#### Data rows:
= = = = = = =

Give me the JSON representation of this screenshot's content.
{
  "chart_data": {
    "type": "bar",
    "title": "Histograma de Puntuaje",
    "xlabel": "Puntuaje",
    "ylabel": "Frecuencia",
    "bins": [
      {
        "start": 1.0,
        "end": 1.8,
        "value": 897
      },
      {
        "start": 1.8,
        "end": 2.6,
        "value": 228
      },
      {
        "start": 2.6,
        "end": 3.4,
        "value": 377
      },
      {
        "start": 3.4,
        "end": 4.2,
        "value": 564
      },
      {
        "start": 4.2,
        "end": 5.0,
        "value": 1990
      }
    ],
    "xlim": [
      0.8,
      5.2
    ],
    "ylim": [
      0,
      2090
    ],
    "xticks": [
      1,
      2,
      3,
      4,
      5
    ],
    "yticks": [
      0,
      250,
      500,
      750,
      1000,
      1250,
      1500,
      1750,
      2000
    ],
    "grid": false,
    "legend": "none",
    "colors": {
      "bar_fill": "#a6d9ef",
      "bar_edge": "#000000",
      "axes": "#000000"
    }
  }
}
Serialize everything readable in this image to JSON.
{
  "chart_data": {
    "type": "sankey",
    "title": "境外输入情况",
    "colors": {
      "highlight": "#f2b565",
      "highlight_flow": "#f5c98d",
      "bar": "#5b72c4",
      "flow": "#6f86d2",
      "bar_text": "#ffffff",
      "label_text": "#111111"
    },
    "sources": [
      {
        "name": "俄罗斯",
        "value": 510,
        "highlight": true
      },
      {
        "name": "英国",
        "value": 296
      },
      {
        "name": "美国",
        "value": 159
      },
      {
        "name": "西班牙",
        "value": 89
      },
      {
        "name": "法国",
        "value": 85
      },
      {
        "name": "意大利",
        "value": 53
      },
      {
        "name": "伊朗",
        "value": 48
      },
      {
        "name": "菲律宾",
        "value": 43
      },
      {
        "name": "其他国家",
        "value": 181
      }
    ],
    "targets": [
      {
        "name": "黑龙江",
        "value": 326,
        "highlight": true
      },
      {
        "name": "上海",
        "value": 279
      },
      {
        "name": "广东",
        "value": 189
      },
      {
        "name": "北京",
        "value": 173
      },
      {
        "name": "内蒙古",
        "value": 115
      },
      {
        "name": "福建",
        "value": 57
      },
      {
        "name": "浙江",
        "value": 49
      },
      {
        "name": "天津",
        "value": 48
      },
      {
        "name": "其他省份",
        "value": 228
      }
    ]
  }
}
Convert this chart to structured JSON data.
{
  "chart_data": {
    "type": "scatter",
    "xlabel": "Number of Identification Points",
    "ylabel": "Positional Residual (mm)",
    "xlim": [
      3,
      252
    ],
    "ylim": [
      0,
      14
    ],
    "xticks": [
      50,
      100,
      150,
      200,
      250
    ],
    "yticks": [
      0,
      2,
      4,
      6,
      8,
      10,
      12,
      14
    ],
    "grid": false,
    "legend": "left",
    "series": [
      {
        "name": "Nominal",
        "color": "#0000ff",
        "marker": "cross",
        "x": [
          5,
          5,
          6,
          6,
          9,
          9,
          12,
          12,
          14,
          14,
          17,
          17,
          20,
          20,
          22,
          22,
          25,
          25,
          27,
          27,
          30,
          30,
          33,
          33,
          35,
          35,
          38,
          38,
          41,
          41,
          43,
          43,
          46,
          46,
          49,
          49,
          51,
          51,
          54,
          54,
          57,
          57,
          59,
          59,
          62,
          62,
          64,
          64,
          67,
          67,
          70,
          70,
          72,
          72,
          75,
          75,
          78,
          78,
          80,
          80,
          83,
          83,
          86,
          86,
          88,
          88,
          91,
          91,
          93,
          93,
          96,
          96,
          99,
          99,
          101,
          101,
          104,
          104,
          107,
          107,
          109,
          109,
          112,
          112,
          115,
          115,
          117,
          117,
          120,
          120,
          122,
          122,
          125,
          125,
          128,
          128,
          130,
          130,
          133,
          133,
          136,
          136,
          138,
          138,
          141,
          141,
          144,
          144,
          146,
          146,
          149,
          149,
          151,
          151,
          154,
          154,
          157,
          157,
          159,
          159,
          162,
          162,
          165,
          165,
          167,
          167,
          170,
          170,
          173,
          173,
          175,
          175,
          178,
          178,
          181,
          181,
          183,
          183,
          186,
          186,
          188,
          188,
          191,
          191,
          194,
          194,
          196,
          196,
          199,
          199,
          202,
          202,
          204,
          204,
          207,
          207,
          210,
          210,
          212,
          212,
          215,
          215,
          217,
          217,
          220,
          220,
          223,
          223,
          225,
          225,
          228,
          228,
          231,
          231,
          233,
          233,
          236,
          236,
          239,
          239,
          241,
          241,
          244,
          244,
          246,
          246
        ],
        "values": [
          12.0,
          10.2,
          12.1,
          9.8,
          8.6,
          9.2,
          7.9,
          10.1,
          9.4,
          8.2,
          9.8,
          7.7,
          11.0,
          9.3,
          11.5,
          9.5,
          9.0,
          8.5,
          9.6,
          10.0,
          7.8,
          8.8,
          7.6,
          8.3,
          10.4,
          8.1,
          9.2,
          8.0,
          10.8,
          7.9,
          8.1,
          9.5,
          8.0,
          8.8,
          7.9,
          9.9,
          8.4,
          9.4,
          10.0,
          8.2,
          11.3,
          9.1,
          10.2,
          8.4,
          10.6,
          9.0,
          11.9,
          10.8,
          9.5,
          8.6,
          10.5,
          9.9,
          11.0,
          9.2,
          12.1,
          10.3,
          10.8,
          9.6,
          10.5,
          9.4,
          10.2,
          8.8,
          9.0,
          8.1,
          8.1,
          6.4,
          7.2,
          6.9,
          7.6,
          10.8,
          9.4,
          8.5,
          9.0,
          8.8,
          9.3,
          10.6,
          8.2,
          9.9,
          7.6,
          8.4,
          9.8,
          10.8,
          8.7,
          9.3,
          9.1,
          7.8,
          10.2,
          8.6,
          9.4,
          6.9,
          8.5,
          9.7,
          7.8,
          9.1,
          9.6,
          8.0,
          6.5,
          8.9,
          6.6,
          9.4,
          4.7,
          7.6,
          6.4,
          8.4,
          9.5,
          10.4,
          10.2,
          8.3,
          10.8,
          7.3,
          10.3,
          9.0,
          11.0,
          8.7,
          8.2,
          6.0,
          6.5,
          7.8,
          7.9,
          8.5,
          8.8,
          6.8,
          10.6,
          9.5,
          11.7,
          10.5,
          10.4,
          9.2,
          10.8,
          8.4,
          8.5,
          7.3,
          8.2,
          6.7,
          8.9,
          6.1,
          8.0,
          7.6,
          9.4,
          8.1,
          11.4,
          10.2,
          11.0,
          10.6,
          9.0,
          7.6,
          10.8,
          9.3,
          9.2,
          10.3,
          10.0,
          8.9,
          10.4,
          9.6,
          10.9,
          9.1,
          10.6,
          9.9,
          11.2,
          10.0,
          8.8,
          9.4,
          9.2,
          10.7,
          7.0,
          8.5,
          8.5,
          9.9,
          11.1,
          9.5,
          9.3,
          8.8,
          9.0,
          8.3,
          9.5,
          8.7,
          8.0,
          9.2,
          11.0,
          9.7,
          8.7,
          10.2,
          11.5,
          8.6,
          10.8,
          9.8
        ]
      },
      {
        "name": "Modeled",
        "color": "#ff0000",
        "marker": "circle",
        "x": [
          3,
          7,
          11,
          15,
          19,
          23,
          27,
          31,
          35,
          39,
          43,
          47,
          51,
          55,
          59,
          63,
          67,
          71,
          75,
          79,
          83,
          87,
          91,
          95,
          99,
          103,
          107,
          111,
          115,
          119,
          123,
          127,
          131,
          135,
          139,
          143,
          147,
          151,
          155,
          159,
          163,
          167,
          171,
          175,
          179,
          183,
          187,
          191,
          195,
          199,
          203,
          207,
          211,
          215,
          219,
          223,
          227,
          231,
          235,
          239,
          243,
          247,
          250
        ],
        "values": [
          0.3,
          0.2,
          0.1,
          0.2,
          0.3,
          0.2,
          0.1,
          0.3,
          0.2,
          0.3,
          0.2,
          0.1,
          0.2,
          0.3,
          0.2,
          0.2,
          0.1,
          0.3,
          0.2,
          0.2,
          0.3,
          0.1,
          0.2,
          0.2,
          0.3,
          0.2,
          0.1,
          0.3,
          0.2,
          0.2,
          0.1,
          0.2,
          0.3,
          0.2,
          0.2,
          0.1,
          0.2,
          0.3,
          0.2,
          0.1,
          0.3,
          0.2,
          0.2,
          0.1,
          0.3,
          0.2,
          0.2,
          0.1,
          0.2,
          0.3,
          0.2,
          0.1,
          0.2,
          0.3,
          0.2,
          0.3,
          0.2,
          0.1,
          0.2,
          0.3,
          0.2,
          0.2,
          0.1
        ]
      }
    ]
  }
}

= = = = = = =

#### Problem to work on:
Find every line that has "JSON" in it, then return those lines.

#### Result below:
Give me the JSON representation of this screenshot's content.
Serialize everything readable in this image to JSON.
Convert this chart to structured JSON data.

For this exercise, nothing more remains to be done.